READING PASSAGE
Hope this helps someone,

vince


----------



## oldognewtrick (Mar 10, 2014)

Thanks for the folllow up Vince!


----------



## Speedbump (Mar 13, 2014)

Vince, good to hear from you.  I hope the softener is doing well.

I have had the blue stain problem personally.  The problem was my 176'  4" well which was in place before I bought the home; took a dump.  It was drilled with black iron casing which had a broken coupling at about 40'.  I knew this because when the pump died, we pulled it and then we could hear surface water pouring into the casing through the broken coupling.  It must have taken 20 years for the surface water to find it's way down to that coupling, but when it did it got to running in pretty fast.  A few months before the pump died, my Wife complained about the water tasting bad, then the blue staining appeared.  Surface water in my area has a PH of 5.5.  It's very acidic, it eats the copper slowly and that is what leaves the blue stain.  You should have your PH checked.   If it's not above 6.8 or so, it would be a good idea to put in an acid neutralizer.  It will raise the PH up to acceptable levels and stop the staining.


----------



## slownsteady (Mar 19, 2014)

You mentioned well, which may mean you have a septic system also. Bleach and other similar cleaners can destroy the microbes that make your septic work. Be careful about how much you use and how often.


----------

GIVEN EXERCISE
In the forum thread about blue staining, what pH does Speedbump give for surface water in that area?

RECORDED DATA

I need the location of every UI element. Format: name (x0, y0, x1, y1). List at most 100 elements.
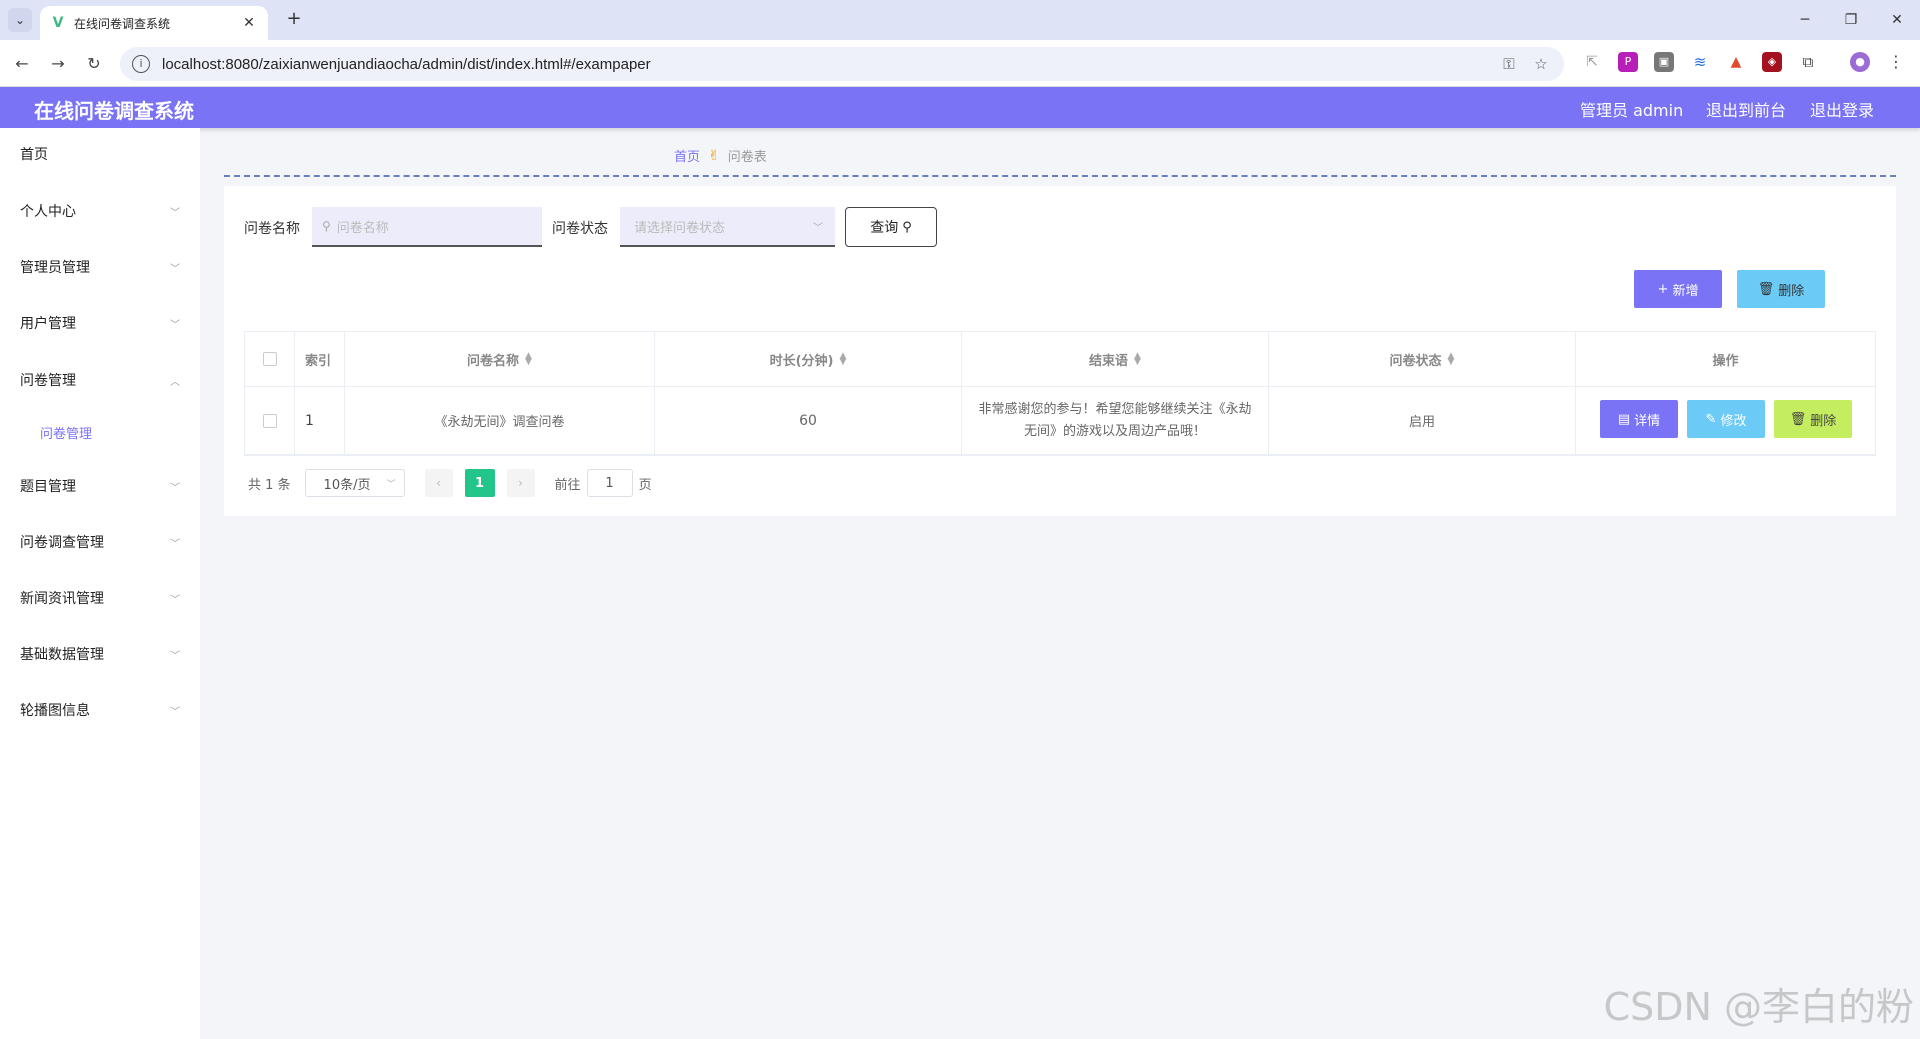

ANSWER IN FULL
5.5